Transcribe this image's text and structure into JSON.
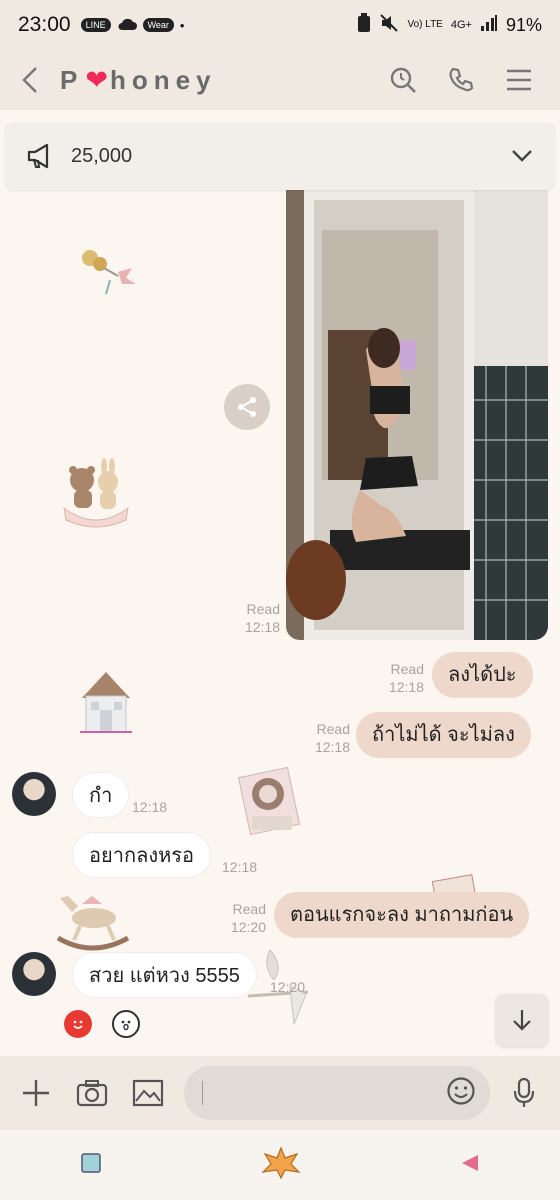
{
  "status_bar": {
    "time": "23:00",
    "line_pill": "LINE",
    "wear_pill": "Wear",
    "dot": "•",
    "network_volte": "Vo) LTE",
    "network_4g": "4G+",
    "battery": "91%"
  },
  "header": {
    "title_before": "P",
    "title_after": "honey"
  },
  "announcement": {
    "text": "25,000"
  },
  "photo_meta": {
    "read": "Read",
    "time": "12:18"
  },
  "messages": [
    {
      "side": "out",
      "text": "ลงได้ปะ",
      "read": "Read",
      "time": "12:18"
    },
    {
      "side": "out",
      "text": "ถ้าไม่ได้ จะไม่ลง",
      "read": "Read",
      "time": "12:18"
    },
    {
      "side": "in",
      "text": "กำ",
      "time": "12:18"
    },
    {
      "side": "in",
      "text": "อยากลงหรอ",
      "time": "12:18"
    },
    {
      "side": "out",
      "text": "ตอนแรกจะลง มาถามก่อน",
      "read": "Read",
      "time": "12:20"
    },
    {
      "side": "in",
      "text": "สวย แต่หวง 5555",
      "time": "12:20"
    }
  ],
  "composer": {
    "placeholder": ""
  },
  "colors": {
    "background": "#fbf6f0",
    "header": "#efe9e2",
    "outgoing_bubble": "#eed8cb",
    "incoming_bubble": "#ffffff",
    "heart": "#f02a5a"
  }
}
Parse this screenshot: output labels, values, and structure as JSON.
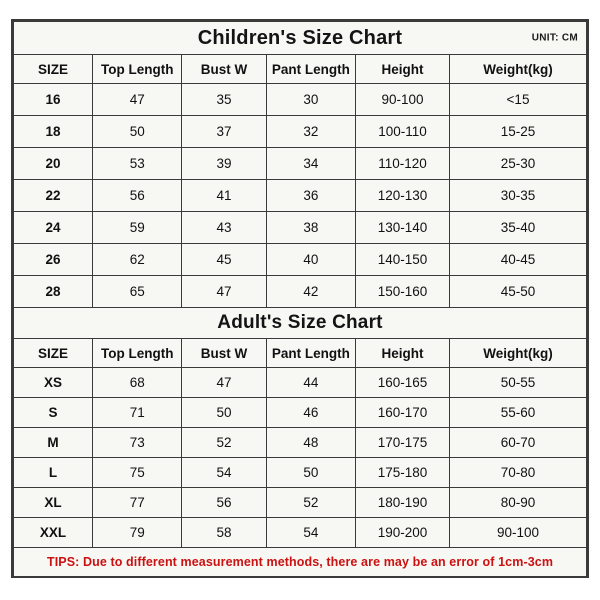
{
  "children": {
    "title": "Children's Size Chart",
    "unit_label": "UNIT: CM",
    "columns": [
      "SIZE",
      "Top Length",
      "Bust W",
      "Pant Length",
      "Height",
      "Weight(kg)"
    ],
    "rows": [
      [
        "16",
        "47",
        "35",
        "30",
        "90-100",
        "<15"
      ],
      [
        "18",
        "50",
        "37",
        "32",
        "100-110",
        "15-25"
      ],
      [
        "20",
        "53",
        "39",
        "34",
        "110-120",
        "25-30"
      ],
      [
        "22",
        "56",
        "41",
        "36",
        "120-130",
        "30-35"
      ],
      [
        "24",
        "59",
        "43",
        "38",
        "130-140",
        "35-40"
      ],
      [
        "26",
        "62",
        "45",
        "40",
        "140-150",
        "40-45"
      ],
      [
        "28",
        "65",
        "47",
        "42",
        "150-160",
        "45-50"
      ]
    ]
  },
  "adult": {
    "title": "Adult's Size Chart",
    "columns": [
      "SIZE",
      "Top Length",
      "Bust W",
      "Pant Length",
      "Height",
      "Weight(kg)"
    ],
    "rows": [
      [
        "XS",
        "68",
        "47",
        "44",
        "160-165",
        "50-55"
      ],
      [
        "S",
        "71",
        "50",
        "46",
        "160-170",
        "55-60"
      ],
      [
        "M",
        "73",
        "52",
        "48",
        "170-175",
        "60-70"
      ],
      [
        "L",
        "75",
        "54",
        "50",
        "175-180",
        "70-80"
      ],
      [
        "XL",
        "77",
        "56",
        "52",
        "180-190",
        "80-90"
      ],
      [
        "XXL",
        "79",
        "58",
        "54",
        "190-200",
        "90-100"
      ]
    ]
  },
  "footer": {
    "tips": "TIPS: Due to different measurement methods, there are may be an error of 1cm-3cm"
  },
  "colors": {
    "header_blue": "#11ace8",
    "cell_background": "#f7f7f4",
    "border": "#3a3a3a",
    "tips_red": "#cc1111",
    "text": "#111111"
  }
}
* * * * * * *
> [WRITTEN REQUEST]: Strip the images and reproduce the remaining records precisely.

> [COMPLETE RESPONSE]:
Transcribe this image's text and structure into JSON.
{
  "status_bar": {
    "time": "23:00",
    "line_pill": "LINE",
    "wear_pill": "Wear",
    "dot": "•",
    "network_volte": "Vo) LTE",
    "network_4g": "4G+",
    "battery": "91%"
  },
  "header": {
    "title_before": "P",
    "title_after": "honey"
  },
  "announcement": {
    "text": "25,000"
  },
  "photo_meta": {
    "read": "Read",
    "time": "12:18"
  },
  "messages": [
    {
      "side": "out",
      "text": "ลงได้ปะ",
      "read": "Read",
      "time": "12:18"
    },
    {
      "side": "out",
      "text": "ถ้าไม่ได้ จะไม่ลง",
      "read": "Read",
      "time": "12:18"
    },
    {
      "side": "in",
      "text": "กำ",
      "time": "12:18"
    },
    {
      "side": "in",
      "text": "อยากลงหรอ",
      "time": "12:18"
    },
    {
      "side": "out",
      "text": "ตอนแรกจะลง มาถามก่อน",
      "read": "Read",
      "time": "12:20"
    },
    {
      "side": "in",
      "text": "สวย แต่หวง 5555",
      "time": "12:20"
    }
  ],
  "composer": {
    "placeholder": ""
  },
  "colors": {
    "background": "#fbf6f0",
    "header": "#efe9e2",
    "outgoing_bubble": "#eed8cb",
    "incoming_bubble": "#ffffff",
    "heart": "#f02a5a"
  }
}
Parse this screenshot: output labels, values, and structure as JSON.
{
  "children": {
    "title": "Children's Size Chart",
    "unit_label": "UNIT: CM",
    "columns": [
      "SIZE",
      "Top Length",
      "Bust W",
      "Pant Length",
      "Height",
      "Weight(kg)"
    ],
    "rows": [
      [
        "16",
        "47",
        "35",
        "30",
        "90-100",
        "<15"
      ],
      [
        "18",
        "50",
        "37",
        "32",
        "100-110",
        "15-25"
      ],
      [
        "20",
        "53",
        "39",
        "34",
        "110-120",
        "25-30"
      ],
      [
        "22",
        "56",
        "41",
        "36",
        "120-130",
        "30-35"
      ],
      [
        "24",
        "59",
        "43",
        "38",
        "130-140",
        "35-40"
      ],
      [
        "26",
        "62",
        "45",
        "40",
        "140-150",
        "40-45"
      ],
      [
        "28",
        "65",
        "47",
        "42",
        "150-160",
        "45-50"
      ]
    ]
  },
  "adult": {
    "title": "Adult's Size Chart",
    "columns": [
      "SIZE",
      "Top Length",
      "Bust W",
      "Pant Length",
      "Height",
      "Weight(kg)"
    ],
    "rows": [
      [
        "XS",
        "68",
        "47",
        "44",
        "160-165",
        "50-55"
      ],
      [
        "S",
        "71",
        "50",
        "46",
        "160-170",
        "55-60"
      ],
      [
        "M",
        "73",
        "52",
        "48",
        "170-175",
        "60-70"
      ],
      [
        "L",
        "75",
        "54",
        "50",
        "175-180",
        "70-80"
      ],
      [
        "XL",
        "77",
        "56",
        "52",
        "180-190",
        "80-90"
      ],
      [
        "XXL",
        "79",
        "58",
        "54",
        "190-200",
        "90-100"
      ]
    ]
  },
  "footer": {
    "tips": "TIPS: Due to different measurement methods, there are may be an error of 1cm-3cm"
  },
  "colors": {
    "header_blue": "#11ace8",
    "cell_background": "#f7f7f4",
    "border": "#3a3a3a",
    "tips_red": "#cc1111",
    "text": "#111111"
  }
}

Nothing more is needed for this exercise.